*STATED PROBLEM*
Repeat every record below exactly, leaving out the pictures.

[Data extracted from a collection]

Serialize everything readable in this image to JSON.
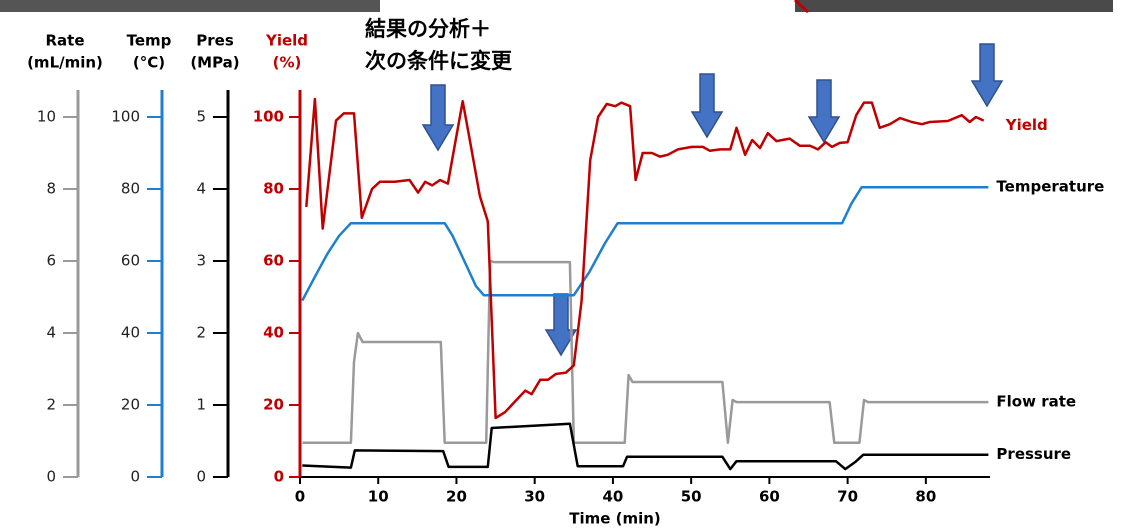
{
  "chart_data": {
    "type": "line",
    "annotation": [
      "結果の分析＋",
      "次の条件に変更"
    ],
    "x_label": "Time (min)",
    "xlim": [
      0,
      88.2
    ],
    "xticks": [
      0,
      10,
      20,
      30,
      40,
      50,
      60,
      70,
      80
    ],
    "series": [
      {
        "name": "Flow rate",
        "color": "#9a9a9a",
        "axis_label": [
          "Rate",
          "(mL/min)"
        ],
        "ylim": [
          0,
          10.75
        ],
        "yticks": [
          0,
          2,
          4,
          6,
          8,
          10
        ],
        "x": [
          0.3,
          6.5,
          6.9,
          7.4,
          8,
          18,
          18.5,
          23.8,
          24.3,
          24.8,
          34.5,
          35,
          41.5,
          42,
          42.5,
          54,
          54.7,
          55.3,
          55.8,
          67.7,
          68.3,
          71.5,
          72.1,
          72.6,
          88
        ],
        "values": [
          0.95,
          0.95,
          3.2,
          4.0,
          3.75,
          3.75,
          0.95,
          0.95,
          6.0,
          5.97,
          5.97,
          0.95,
          0.95,
          2.83,
          2.64,
          2.64,
          0.95,
          2.14,
          2.08,
          2.08,
          0.95,
          0.95,
          2.14,
          2.08,
          2.08
        ]
      },
      {
        "name": "Temperature",
        "color": "#1f7fcf",
        "axis_label": [
          "Temp",
          "(°C)"
        ],
        "ylim": [
          0,
          107.5
        ],
        "yticks": [
          0,
          20,
          40,
          60,
          80,
          100
        ],
        "x": [
          0.3,
          2,
          3.5,
          5,
          6.5,
          18.5,
          19.5,
          21,
          22.5,
          23.5,
          35,
          37,
          39,
          40.6,
          69.3,
          70.5,
          71.8,
          88
        ],
        "values": [
          49,
          56,
          62,
          67,
          70.5,
          70.5,
          67,
          60,
          53,
          50.5,
          50.5,
          57,
          65,
          70.5,
          70.5,
          76,
          80.5,
          80.5
        ]
      },
      {
        "name": "Pressure",
        "color": "#000000",
        "axis_label": [
          "Pres",
          "(MPa)"
        ],
        "ylim": [
          0,
          5.375
        ],
        "yticks": [
          0,
          1,
          2,
          3,
          4,
          5
        ],
        "x": [
          0.3,
          6.5,
          7,
          18.3,
          19,
          24,
          24.5,
          34.5,
          35.5,
          41.3,
          41.8,
          54,
          55,
          55.8,
          68.5,
          69.7,
          71,
          72,
          88
        ],
        "values": [
          0.16,
          0.13,
          0.37,
          0.36,
          0.14,
          0.14,
          0.68,
          0.74,
          0.15,
          0.15,
          0.28,
          0.28,
          0.11,
          0.22,
          0.22,
          0.11,
          0.21,
          0.31,
          0.31
        ]
      },
      {
        "name": "Yield",
        "color": "#c00000",
        "axis_label": [
          "Yield",
          "(%)"
        ],
        "ylim": [
          0,
          107.5
        ],
        "yticks": [
          0,
          20,
          40,
          60,
          80,
          100
        ],
        "x": [
          0.8,
          1.9,
          2.9,
          4.6,
          5.6,
          6.9,
          7.9,
          9.2,
          10.2,
          12.1,
          14,
          15.1,
          16,
          16.9,
          17.9,
          18.9,
          19.9,
          20.8,
          21.7,
          23,
          24,
          25,
          26.2,
          27.5,
          28.8,
          29.6,
          30.7,
          31.7,
          32.7,
          34,
          35,
          36,
          37.1,
          38.1,
          39.2,
          40.3,
          41.1,
          42.2,
          42.9,
          43.8,
          45,
          46,
          47,
          48.3,
          50.1,
          51.5,
          52.4,
          53.7,
          55,
          55.8,
          56.9,
          57.8,
          58.8,
          59.8,
          60.9,
          62.6,
          63.9,
          65.2,
          66.2,
          67.2,
          68,
          69,
          70,
          71.1,
          72.1,
          73.1,
          74.1,
          75.4,
          76.7,
          78.2,
          79.5,
          80.5,
          82.8,
          84.6,
          85.6,
          86.4,
          87.4
        ],
        "values": [
          75,
          105,
          69,
          99,
          101,
          101,
          72,
          80,
          82,
          82,
          82.5,
          79,
          82,
          81,
          82.5,
          81.5,
          93.6,
          104.4,
          93.6,
          78,
          71,
          16.4,
          18,
          21,
          24,
          23,
          27,
          27,
          28.6,
          29,
          31,
          49,
          88,
          100,
          103.6,
          103,
          104,
          103,
          82.5,
          90,
          90,
          89,
          89.5,
          91,
          91.7,
          91.7,
          90.6,
          91,
          91,
          97,
          89.5,
          93.6,
          91.4,
          95.5,
          93.3,
          94,
          92,
          92,
          91,
          93,
          91.7,
          92.8,
          93,
          100.5,
          104,
          104,
          97,
          98,
          99.7,
          98.6,
          98,
          98.6,
          98.9,
          100.5,
          98.6,
          100,
          99
        ]
      }
    ]
  }
}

*EXERCISE SOLUTION*
Serialize everything readable in this image to JSON.
{
  "chart_data": {
    "type": "line",
    "annotation": [
      "結果の分析＋",
      "次の条件に変更"
    ],
    "x_label": "Time (min)",
    "xlim": [
      0,
      88.2
    ],
    "xticks": [
      0,
      10,
      20,
      30,
      40,
      50,
      60,
      70,
      80
    ],
    "series": [
      {
        "name": "Flow rate",
        "color": "#9a9a9a",
        "axis_label": [
          "Rate",
          "(mL/min)"
        ],
        "ylim": [
          0,
          10.75
        ],
        "yticks": [
          0,
          2,
          4,
          6,
          8,
          10
        ],
        "x": [
          0.3,
          6.5,
          6.9,
          7.4,
          8,
          18,
          18.5,
          23.8,
          24.3,
          24.8,
          34.5,
          35,
          41.5,
          42,
          42.5,
          54,
          54.7,
          55.3,
          55.8,
          67.7,
          68.3,
          71.5,
          72.1,
          72.6,
          88
        ],
        "values": [
          0.95,
          0.95,
          3.2,
          4.0,
          3.75,
          3.75,
          0.95,
          0.95,
          6.0,
          5.97,
          5.97,
          0.95,
          0.95,
          2.83,
          2.64,
          2.64,
          0.95,
          2.14,
          2.08,
          2.08,
          0.95,
          0.95,
          2.14,
          2.08,
          2.08
        ]
      },
      {
        "name": "Temperature",
        "color": "#1f7fcf",
        "axis_label": [
          "Temp",
          "(°C)"
        ],
        "ylim": [
          0,
          107.5
        ],
        "yticks": [
          0,
          20,
          40,
          60,
          80,
          100
        ],
        "x": [
          0.3,
          2,
          3.5,
          5,
          6.5,
          18.5,
          19.5,
          21,
          22.5,
          23.5,
          35,
          37,
          39,
          40.6,
          69.3,
          70.5,
          71.8,
          88
        ],
        "values": [
          49,
          56,
          62,
          67,
          70.5,
          70.5,
          67,
          60,
          53,
          50.5,
          50.5,
          57,
          65,
          70.5,
          70.5,
          76,
          80.5,
          80.5
        ]
      },
      {
        "name": "Pressure",
        "color": "#000000",
        "axis_label": [
          "Pres",
          "(MPa)"
        ],
        "ylim": [
          0,
          5.375
        ],
        "yticks": [
          0,
          1,
          2,
          3,
          4,
          5
        ],
        "x": [
          0.3,
          6.5,
          7,
          18.3,
          19,
          24,
          24.5,
          34.5,
          35.5,
          41.3,
          41.8,
          54,
          55,
          55.8,
          68.5,
          69.7,
          71,
          72,
          88
        ],
        "values": [
          0.16,
          0.13,
          0.37,
          0.36,
          0.14,
          0.14,
          0.68,
          0.74,
          0.15,
          0.15,
          0.28,
          0.28,
          0.11,
          0.22,
          0.22,
          0.11,
          0.21,
          0.31,
          0.31
        ]
      },
      {
        "name": "Yield",
        "color": "#c00000",
        "axis_label": [
          "Yield",
          "(%)"
        ],
        "ylim": [
          0,
          107.5
        ],
        "yticks": [
          0,
          20,
          40,
          60,
          80,
          100
        ],
        "x": [
          0.8,
          1.9,
          2.9,
          4.6,
          5.6,
          6.9,
          7.9,
          9.2,
          10.2,
          12.1,
          14,
          15.1,
          16,
          16.9,
          17.9,
          18.9,
          19.9,
          20.8,
          21.7,
          23,
          24,
          25,
          26.2,
          27.5,
          28.8,
          29.6,
          30.7,
          31.7,
          32.7,
          34,
          35,
          36,
          37.1,
          38.1,
          39.2,
          40.3,
          41.1,
          42.2,
          42.9,
          43.8,
          45,
          46,
          47,
          48.3,
          50.1,
          51.5,
          52.4,
          53.7,
          55,
          55.8,
          56.9,
          57.8,
          58.8,
          59.8,
          60.9,
          62.6,
          63.9,
          65.2,
          66.2,
          67.2,
          68,
          69,
          70,
          71.1,
          72.1,
          73.1,
          74.1,
          75.4,
          76.7,
          78.2,
          79.5,
          80.5,
          82.8,
          84.6,
          85.6,
          86.4,
          87.4
        ],
        "values": [
          75,
          105,
          69,
          99,
          101,
          101,
          72,
          80,
          82,
          82,
          82.5,
          79,
          82,
          81,
          82.5,
          81.5,
          93.6,
          104.4,
          93.6,
          78,
          71,
          16.4,
          18,
          21,
          24,
          23,
          27,
          27,
          28.6,
          29,
          31,
          49,
          88,
          100,
          103.6,
          103,
          104,
          103,
          82.5,
          90,
          90,
          89,
          89.5,
          91,
          91.7,
          91.7,
          90.6,
          91,
          91,
          97,
          89.5,
          93.6,
          91.4,
          95.5,
          93.3,
          94,
          92,
          92,
          91,
          93,
          91.7,
          92.8,
          93,
          100.5,
          104,
          104,
          97,
          98,
          99.7,
          98.6,
          98,
          98.6,
          98.9,
          100.5,
          98.6,
          100,
          99
        ]
      }
    ]
  }
}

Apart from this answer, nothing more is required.